=== Given task ===
The exercise asks for every line of the data to be reproduced exactly.
## Begin
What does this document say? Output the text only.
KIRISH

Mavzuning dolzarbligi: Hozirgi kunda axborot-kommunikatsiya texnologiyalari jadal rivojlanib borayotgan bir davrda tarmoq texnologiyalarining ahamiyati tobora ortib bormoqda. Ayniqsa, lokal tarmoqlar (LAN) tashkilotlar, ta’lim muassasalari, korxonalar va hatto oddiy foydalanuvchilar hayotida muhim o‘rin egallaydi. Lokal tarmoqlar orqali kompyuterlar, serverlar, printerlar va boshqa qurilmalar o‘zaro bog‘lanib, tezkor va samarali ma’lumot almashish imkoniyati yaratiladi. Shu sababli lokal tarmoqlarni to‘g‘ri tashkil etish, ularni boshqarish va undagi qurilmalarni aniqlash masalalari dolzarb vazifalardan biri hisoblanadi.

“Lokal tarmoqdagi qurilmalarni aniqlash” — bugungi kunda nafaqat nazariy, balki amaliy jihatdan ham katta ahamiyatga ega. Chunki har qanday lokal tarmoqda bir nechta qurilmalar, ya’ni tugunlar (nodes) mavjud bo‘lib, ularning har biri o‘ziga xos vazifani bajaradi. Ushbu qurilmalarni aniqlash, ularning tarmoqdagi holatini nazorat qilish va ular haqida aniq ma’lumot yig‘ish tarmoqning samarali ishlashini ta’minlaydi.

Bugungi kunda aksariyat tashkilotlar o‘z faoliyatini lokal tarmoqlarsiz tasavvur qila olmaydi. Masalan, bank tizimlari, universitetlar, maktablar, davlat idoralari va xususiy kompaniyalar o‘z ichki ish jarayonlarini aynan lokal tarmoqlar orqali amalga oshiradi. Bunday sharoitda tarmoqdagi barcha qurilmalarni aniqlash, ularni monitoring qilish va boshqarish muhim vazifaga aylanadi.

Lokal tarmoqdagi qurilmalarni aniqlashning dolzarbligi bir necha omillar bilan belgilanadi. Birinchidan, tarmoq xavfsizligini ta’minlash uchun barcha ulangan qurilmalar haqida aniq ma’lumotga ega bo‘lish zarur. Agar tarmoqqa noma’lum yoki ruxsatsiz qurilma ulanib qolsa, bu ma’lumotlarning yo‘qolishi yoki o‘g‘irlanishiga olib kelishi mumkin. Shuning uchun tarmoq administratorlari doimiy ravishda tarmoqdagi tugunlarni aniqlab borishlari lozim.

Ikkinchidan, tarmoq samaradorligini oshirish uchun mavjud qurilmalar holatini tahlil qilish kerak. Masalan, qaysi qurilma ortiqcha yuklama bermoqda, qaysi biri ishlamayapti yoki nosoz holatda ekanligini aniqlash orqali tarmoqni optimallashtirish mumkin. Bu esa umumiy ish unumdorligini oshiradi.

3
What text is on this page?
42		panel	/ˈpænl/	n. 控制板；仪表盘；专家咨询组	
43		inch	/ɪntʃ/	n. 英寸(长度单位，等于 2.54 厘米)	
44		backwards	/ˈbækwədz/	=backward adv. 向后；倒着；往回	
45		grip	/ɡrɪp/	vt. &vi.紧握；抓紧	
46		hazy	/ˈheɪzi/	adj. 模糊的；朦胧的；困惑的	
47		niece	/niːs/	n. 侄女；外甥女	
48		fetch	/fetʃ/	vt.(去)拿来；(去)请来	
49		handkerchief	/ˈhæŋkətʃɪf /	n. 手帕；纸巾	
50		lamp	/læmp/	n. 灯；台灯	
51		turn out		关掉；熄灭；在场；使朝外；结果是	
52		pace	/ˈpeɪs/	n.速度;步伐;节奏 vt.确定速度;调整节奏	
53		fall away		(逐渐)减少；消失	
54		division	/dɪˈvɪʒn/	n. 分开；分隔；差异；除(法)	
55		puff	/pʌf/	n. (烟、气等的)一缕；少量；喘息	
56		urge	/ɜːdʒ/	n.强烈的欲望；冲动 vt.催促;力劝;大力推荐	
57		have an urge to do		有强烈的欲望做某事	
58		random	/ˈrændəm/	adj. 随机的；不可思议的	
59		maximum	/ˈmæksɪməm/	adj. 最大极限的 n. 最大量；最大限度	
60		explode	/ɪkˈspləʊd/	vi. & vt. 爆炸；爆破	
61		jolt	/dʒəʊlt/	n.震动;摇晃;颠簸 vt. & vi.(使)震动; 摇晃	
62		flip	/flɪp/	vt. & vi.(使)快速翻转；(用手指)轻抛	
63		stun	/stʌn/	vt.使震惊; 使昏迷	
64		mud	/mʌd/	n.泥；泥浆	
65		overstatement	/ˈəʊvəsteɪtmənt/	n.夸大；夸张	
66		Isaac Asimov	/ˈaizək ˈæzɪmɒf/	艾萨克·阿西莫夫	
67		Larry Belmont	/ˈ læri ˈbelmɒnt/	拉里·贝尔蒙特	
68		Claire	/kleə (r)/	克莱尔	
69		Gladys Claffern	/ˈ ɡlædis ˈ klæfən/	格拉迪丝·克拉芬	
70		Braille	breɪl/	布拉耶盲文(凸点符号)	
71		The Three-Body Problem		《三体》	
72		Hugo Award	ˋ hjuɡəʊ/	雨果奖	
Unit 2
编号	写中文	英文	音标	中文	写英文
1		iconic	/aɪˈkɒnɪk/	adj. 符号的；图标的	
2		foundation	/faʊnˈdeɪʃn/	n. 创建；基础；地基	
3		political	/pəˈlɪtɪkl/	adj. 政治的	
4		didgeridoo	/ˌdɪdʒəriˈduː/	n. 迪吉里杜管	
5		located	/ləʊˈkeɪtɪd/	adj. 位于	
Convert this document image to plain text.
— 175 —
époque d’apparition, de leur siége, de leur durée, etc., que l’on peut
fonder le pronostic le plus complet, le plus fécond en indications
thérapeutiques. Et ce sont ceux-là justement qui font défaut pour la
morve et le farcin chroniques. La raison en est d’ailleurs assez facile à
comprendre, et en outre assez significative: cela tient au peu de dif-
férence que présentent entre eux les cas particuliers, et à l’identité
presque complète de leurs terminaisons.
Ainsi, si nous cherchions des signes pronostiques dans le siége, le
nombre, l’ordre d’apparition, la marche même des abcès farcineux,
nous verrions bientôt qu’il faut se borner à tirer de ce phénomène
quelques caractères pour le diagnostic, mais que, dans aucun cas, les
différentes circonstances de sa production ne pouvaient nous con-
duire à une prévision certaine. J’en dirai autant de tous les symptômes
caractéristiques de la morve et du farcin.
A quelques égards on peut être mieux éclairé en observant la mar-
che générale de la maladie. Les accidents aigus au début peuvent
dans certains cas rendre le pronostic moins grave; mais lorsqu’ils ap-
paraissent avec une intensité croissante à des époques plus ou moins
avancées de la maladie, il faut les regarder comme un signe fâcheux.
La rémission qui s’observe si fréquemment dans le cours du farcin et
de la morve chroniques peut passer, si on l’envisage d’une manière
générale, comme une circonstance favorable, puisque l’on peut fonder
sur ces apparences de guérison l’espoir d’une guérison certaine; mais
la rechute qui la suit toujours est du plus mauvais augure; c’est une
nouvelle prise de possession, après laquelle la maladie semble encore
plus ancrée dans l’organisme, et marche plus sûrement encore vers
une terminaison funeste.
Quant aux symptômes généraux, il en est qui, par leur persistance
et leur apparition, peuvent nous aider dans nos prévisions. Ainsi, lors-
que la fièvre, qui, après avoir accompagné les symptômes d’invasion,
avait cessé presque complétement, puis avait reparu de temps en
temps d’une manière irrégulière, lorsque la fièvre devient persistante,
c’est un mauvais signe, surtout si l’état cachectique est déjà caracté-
## End
=== Complete response ===
What does this document say? Output the text only.
KIRISH

Mavzuning dolzarbligi: Hozirgi kunda axborot-kommunikatsiya texnologiyalari jadal rivojlanib borayotgan bir davrda tarmoq texnologiyalarining ahamiyati tobora ortib bormoqda. Ayniqsa, lokal tarmoqlar (LAN) tashkilotlar, ta’lim muassasalari, korxonalar va hatto oddiy foydalanuvchilar hayotida muhim o‘rin egallaydi. Lokal tarmoqlar orqali kompyuterlar, serverlar, printerlar va boshqa qurilmalar o‘zaro bog‘lanib, tezkor va samarali ma’lumot almashish imkoniyati yaratiladi. Shu sababli lokal tarmoqlarni to‘g‘ri tashkil etish, ularni boshqarish va undagi qurilmalarni aniqlash masalalari dolzarb vazifalardan biri hisoblanadi.

“Lokal tarmoqdagi qurilmalarni aniqlash” — bugungi kunda nafaqat nazariy, balki amaliy jihatdan ham katta ahamiyatga ega. Chunki har qanday lokal tarmoqda bir nechta qurilmalar, ya’ni tugunlar (nodes) mavjud bo‘lib, ularning har biri o‘ziga xos vazifani bajaradi. Ushbu qurilmalarni aniqlash, ularning tarmoqdagi holatini nazorat qilish va ular haqida aniq ma’lumot yig‘ish tarmoqning samarali ishlashini ta’minlaydi.

Bugungi kunda aksariyat tashkilotlar o‘z faoliyatini lokal tarmoqlarsiz tasavvur qila olmaydi. Masalan, bank tizimlari, universitetlar, maktablar, davlat idoralari va xususiy kompaniyalar o‘z ichki ish jarayonlarini aynan lokal tarmoqlar orqali amalga oshiradi. Bunday sharoitda tarmoqdagi barcha qurilmalarni aniqlash, ularni monitoring qilish va boshqarish muhim vazifaga aylanadi.

Lokal tarmoqdagi qurilmalarni aniqlashning dolzarbligi bir necha omillar bilan belgilanadi. Birinchidan, tarmoq xavfsizligini ta’minlash uchun barcha ulangan qurilmalar haqida aniq ma’lumotga ega bo‘lish zarur. Agar tarmoqqa noma’lum yoki ruxsatsiz qurilma ulanib qolsa, bu ma’lumotlarning yo‘qolishi yoki o‘g‘irlanishiga olib kelishi mumkin. Shuning uchun tarmoq administratorlari doimiy ravishda tarmoqdagi tugunlarni aniqlab borishlari lozim.

Ikkinchidan, tarmoq samaradorligini oshirish uchun mavjud qurilmalar holatini tahlil qilish kerak. Masalan, qaysi qurilma ortiqcha yuklama bermoqda, qaysi biri ishlamayapti yoki nosoz holatda ekanligini aniqlash orqali tarmoqni optimallashtirish mumkin. Bu esa umumiy ish unumdorligini oshiradi.

3
What text is on this page?
42		panel	/ˈpænl/	n. 控制板；仪表盘；专家咨询组	
43		inch	/ɪntʃ/	n. 英寸(长度单位，等于 2.54 厘米)	
44		backwards	/ˈbækwədz/	=backward adv. 向后；倒着；往回	
45		grip	/ɡrɪp/	vt. &vi.紧握；抓紧	
46		hazy	/ˈheɪzi/	adj. 模糊的；朦胧的；困惑的	
47		niece	/niːs/	n. 侄女；外甥女	
48		fetch	/fetʃ/	vt.(去)拿来；(去)请来	
49		handkerchief	/ˈhæŋkətʃɪf /	n. 手帕；纸巾	
50		lamp	/læmp/	n. 灯；台灯	
51		turn out		关掉；熄灭；在场；使朝外；结果是	
52		pace	/ˈpeɪs/	n.速度;步伐;节奏 vt.确定速度;调整节奏	
53		fall away		(逐渐)减少；消失	
54		division	/dɪˈvɪʒn/	n. 分开；分隔；差异；除(法)	
55		puff	/pʌf/	n. (烟、气等的)一缕；少量；喘息	
56		urge	/ɜːdʒ/	n.强烈的欲望；冲动 vt.催促;力劝;大力推荐	
57		have an urge to do		有强烈的欲望做某事	
58		random	/ˈrændəm/	adj. 随机的；不可思议的	
59		maximum	/ˈmæksɪməm/	adj. 最大极限的 n. 最大量；最大限度	
60		explode	/ɪkˈspləʊd/	vi. & vt. 爆炸；爆破	
61		jolt	/dʒəʊlt/	n.震动;摇晃;颠簸 vt. & vi.(使)震动; 摇晃	
62		flip	/flɪp/	vt. & vi.(使)快速翻转；(用手指)轻抛	
63		stun	/stʌn/	vt.使震惊; 使昏迷	
64		mud	/mʌd/	n.泥；泥浆	
65		overstatement	/ˈəʊvəsteɪtmənt/	n.夸大；夸张	
66		Isaac Asimov	/ˈaizək ˈæzɪmɒf/	艾萨克·阿西莫夫	
67		Larry Belmont	/ˈ læri ˈbelmɒnt/	拉里·贝尔蒙特	
68		Claire	/kleə (r)/	克莱尔	
69		Gladys Claffern	/ˈ ɡlædis ˈ klæfən/	格拉迪丝·克拉芬	
70		Braille	breɪl/	布拉耶盲文(凸点符号)	
71		The Three-Body Problem		《三体》	
72		Hugo Award	ˋ hjuɡəʊ/	雨果奖	
Unit 2
编号	写中文	英文	音标	中文	写英文
1		iconic	/aɪˈkɒnɪk/	adj. 符号的；图标的	
2		foundation	/faʊnˈdeɪʃn/	n. 创建；基础；地基	
3		political	/pəˈlɪtɪkl/	adj. 政治的	
4		didgeridoo	/ˌdɪdʒəriˈduː/	n. 迪吉里杜管	
5		located	/ləʊˈkeɪtɪd/	adj. 位于	
Convert this document image to plain text.
— 175 —
époque d’apparition, de leur siége, de leur durée, etc., que l’on peut
fonder le pronostic le plus complet, le plus fécond en indications
thérapeutiques. Et ce sont ceux-là justement qui font défaut pour la
morve et le farcin chroniques. La raison en est d’ailleurs assez facile à
comprendre, et en outre assez significative: cela tient au peu de dif-
férence que présentent entre eux les cas particuliers, et à l’identité
presque complète de leurs terminaisons.
Ainsi, si nous cherchions des signes pronostiques dans le siége, le
nombre, l’ordre d’apparition, la marche même des abcès farcineux,
nous verrions bientôt qu’il faut se borner à tirer de ce phénomène
quelques caractères pour le diagnostic, mais que, dans aucun cas, les
différentes circonstances de sa production ne pouvaient nous con-
duire à une prévision certaine. J’en dirai autant de tous les symptômes
caractéristiques de la morve et du farcin.
A quelques égards on peut être mieux éclairé en observant la mar-
che générale de la maladie. Les accidents aigus au début peuvent
dans certains cas rendre le pronostic moins grave; mais lorsqu’ils ap-
paraissent avec une intensité croissante à des époques plus ou moins
avancées de la maladie, il faut les regarder comme un signe fâcheux.
La rémission qui s’observe si fréquemment dans le cours du farcin et
de la morve chroniques peut passer, si on l’envisage d’une manière
générale, comme une circonstance favorable, puisque l’on peut fonder
sur ces apparences de guérison l’espoir d’une guérison certaine; mais
la rechute qui la suit toujours est du plus mauvais augure; c’est une
nouvelle prise de possession, après laquelle la maladie semble encore
plus ancrée dans l’organisme, et marche plus sûrement encore vers
une terminaison funeste.
Quant aux symptômes généraux, il en est qui, par leur persistance
et leur apparition, peuvent nous aider dans nos prévisions. Ainsi, lors-
que la fièvre, qui, après avoir accompagné les symptômes d’invasion,
avait cessé presque complétement, puis avait reparu de temps en
temps d’une manière irrégulière, lorsque la fièvre devient persistante,
c’est un mauvais signe, surtout si l’état cachectique est déjà caracté-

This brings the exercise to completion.